> **Records from a data source**:

## begin

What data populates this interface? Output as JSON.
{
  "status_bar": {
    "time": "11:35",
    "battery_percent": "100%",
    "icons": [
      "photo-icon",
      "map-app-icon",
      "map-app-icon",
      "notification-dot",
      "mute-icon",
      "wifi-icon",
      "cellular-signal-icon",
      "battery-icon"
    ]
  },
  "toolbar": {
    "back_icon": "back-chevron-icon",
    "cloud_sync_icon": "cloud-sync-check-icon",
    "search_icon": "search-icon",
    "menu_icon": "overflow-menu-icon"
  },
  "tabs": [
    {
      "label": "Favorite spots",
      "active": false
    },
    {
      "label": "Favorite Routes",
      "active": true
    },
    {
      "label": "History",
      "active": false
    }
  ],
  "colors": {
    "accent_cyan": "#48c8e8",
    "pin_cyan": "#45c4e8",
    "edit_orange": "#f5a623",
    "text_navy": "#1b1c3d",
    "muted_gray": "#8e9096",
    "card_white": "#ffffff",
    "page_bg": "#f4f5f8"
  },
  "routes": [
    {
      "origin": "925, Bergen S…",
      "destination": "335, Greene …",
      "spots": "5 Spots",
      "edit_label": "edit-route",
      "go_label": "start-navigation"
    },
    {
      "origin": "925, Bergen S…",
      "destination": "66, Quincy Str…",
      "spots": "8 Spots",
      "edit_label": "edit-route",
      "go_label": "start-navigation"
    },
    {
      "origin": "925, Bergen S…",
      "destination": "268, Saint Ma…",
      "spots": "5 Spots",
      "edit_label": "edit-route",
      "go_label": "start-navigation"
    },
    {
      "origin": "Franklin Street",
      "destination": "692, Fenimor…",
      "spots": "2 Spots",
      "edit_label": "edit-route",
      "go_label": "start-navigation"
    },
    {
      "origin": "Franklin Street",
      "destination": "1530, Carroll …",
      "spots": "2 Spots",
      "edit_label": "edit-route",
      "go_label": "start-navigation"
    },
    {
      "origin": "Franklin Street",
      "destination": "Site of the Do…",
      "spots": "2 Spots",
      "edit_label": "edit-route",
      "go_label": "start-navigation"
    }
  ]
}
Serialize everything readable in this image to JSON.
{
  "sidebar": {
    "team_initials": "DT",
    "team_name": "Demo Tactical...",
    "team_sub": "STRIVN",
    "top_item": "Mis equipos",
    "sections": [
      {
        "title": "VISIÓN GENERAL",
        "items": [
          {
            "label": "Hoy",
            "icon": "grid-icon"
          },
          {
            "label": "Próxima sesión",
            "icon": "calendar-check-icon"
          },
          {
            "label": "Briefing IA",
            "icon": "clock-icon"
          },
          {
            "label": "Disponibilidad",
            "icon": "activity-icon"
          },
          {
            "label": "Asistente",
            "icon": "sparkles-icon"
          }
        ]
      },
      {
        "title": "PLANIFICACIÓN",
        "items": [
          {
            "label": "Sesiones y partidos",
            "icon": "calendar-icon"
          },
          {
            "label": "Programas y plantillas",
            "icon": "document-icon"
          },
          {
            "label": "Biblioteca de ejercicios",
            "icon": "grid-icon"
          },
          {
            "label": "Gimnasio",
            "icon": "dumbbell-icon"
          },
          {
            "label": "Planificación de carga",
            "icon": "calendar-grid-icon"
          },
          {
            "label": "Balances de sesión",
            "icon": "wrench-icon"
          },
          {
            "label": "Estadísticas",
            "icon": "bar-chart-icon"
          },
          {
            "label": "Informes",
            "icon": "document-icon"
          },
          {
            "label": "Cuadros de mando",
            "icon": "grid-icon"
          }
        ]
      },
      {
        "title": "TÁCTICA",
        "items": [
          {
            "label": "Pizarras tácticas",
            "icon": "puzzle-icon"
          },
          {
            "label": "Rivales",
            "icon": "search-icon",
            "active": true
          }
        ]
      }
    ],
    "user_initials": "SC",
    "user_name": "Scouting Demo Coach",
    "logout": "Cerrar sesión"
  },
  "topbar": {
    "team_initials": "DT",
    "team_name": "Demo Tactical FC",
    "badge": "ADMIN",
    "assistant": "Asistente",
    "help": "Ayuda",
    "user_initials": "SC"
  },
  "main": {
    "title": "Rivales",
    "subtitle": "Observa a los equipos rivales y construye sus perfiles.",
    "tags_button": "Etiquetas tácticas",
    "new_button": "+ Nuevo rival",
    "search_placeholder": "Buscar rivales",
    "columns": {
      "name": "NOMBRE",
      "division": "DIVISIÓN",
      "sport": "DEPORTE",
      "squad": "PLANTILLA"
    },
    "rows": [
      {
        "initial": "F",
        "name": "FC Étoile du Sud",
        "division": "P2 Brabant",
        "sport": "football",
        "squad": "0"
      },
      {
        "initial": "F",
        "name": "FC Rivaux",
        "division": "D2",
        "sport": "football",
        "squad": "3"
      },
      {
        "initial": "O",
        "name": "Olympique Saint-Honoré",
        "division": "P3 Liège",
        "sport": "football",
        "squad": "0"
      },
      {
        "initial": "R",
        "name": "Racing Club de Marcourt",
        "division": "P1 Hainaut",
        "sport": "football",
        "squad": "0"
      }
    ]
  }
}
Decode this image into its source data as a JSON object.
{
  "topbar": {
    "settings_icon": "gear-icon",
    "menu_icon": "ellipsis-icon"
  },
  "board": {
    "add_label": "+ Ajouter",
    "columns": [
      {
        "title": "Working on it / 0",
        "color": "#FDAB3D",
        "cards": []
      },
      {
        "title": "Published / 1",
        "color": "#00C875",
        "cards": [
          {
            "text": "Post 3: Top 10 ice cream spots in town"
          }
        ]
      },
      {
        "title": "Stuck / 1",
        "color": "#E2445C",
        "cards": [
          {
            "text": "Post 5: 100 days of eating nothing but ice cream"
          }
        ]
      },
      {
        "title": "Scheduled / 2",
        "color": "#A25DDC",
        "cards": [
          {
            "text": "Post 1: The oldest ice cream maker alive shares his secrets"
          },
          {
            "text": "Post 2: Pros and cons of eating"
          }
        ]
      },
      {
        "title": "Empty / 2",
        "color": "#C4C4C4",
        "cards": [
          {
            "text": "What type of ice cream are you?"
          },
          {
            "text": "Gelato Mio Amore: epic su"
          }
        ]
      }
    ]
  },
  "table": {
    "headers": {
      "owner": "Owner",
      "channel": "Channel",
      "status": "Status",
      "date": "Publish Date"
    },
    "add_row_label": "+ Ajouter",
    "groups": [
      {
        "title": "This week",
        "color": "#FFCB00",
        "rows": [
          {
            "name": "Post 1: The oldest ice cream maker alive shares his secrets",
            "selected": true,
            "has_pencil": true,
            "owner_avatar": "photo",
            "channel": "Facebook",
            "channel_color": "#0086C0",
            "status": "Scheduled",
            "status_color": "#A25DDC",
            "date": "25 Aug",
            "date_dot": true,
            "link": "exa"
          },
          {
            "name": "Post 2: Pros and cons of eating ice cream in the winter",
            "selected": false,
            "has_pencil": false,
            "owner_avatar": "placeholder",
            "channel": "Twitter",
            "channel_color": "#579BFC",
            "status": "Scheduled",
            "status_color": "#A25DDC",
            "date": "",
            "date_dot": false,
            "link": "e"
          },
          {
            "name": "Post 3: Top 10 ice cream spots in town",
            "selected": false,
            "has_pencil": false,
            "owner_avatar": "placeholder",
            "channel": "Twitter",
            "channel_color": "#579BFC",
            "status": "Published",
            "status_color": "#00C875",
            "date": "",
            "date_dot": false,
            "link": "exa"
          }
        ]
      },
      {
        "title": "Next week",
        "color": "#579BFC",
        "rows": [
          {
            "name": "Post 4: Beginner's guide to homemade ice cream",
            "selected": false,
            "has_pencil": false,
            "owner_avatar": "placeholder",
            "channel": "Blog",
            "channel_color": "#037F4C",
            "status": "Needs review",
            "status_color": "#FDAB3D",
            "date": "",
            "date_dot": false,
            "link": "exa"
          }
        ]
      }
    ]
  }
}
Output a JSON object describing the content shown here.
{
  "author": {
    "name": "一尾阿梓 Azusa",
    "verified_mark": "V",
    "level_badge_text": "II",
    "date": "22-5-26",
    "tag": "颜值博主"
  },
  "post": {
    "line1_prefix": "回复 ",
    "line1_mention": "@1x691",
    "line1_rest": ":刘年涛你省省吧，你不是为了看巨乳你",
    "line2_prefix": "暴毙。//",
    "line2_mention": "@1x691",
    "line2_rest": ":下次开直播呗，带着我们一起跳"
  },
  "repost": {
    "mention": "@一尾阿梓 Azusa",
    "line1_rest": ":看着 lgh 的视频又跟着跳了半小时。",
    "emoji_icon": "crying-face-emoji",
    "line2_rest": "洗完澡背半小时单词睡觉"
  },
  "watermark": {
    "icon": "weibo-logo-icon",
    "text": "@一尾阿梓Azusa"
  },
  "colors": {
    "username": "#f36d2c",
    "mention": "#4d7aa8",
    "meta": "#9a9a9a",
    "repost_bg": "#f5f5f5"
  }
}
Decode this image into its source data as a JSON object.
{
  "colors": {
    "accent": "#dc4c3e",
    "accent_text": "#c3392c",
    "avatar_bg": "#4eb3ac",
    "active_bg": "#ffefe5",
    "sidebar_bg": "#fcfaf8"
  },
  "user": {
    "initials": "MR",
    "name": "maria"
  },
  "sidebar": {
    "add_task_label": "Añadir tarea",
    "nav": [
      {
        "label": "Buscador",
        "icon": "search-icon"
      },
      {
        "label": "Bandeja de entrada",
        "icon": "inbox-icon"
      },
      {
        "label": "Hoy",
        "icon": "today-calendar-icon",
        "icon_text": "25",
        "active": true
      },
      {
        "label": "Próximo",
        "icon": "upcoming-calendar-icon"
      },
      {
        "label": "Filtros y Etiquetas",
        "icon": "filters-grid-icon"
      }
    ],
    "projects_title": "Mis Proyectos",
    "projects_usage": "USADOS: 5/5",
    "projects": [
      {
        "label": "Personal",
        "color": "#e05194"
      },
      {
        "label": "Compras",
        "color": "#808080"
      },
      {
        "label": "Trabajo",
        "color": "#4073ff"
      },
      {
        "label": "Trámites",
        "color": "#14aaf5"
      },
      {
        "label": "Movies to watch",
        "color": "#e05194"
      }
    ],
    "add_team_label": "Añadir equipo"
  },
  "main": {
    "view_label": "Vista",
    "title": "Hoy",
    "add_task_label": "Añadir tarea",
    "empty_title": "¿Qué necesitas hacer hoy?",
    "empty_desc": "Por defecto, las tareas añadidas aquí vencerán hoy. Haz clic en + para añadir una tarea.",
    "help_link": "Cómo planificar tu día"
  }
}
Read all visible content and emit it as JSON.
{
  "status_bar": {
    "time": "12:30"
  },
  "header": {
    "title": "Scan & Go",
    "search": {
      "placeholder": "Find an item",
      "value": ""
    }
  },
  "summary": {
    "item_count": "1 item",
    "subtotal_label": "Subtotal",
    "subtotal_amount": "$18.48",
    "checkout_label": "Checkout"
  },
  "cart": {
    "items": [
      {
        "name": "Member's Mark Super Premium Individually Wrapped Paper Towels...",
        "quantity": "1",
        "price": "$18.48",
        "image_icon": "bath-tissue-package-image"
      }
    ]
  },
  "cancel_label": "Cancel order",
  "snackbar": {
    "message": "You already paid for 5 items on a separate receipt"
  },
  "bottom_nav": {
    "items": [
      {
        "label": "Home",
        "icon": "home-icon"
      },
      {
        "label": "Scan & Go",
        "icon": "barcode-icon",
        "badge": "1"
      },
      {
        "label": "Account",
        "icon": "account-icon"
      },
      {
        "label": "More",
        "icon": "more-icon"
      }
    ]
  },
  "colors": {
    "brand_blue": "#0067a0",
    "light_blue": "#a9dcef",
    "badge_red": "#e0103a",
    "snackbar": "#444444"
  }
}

## end

> **Exercise prompt**:
Search the preceding listing for "Published" and extract every line where it is found.

> **Solution to the problem**:
        "title": "Published / 1",
            "status": "Published",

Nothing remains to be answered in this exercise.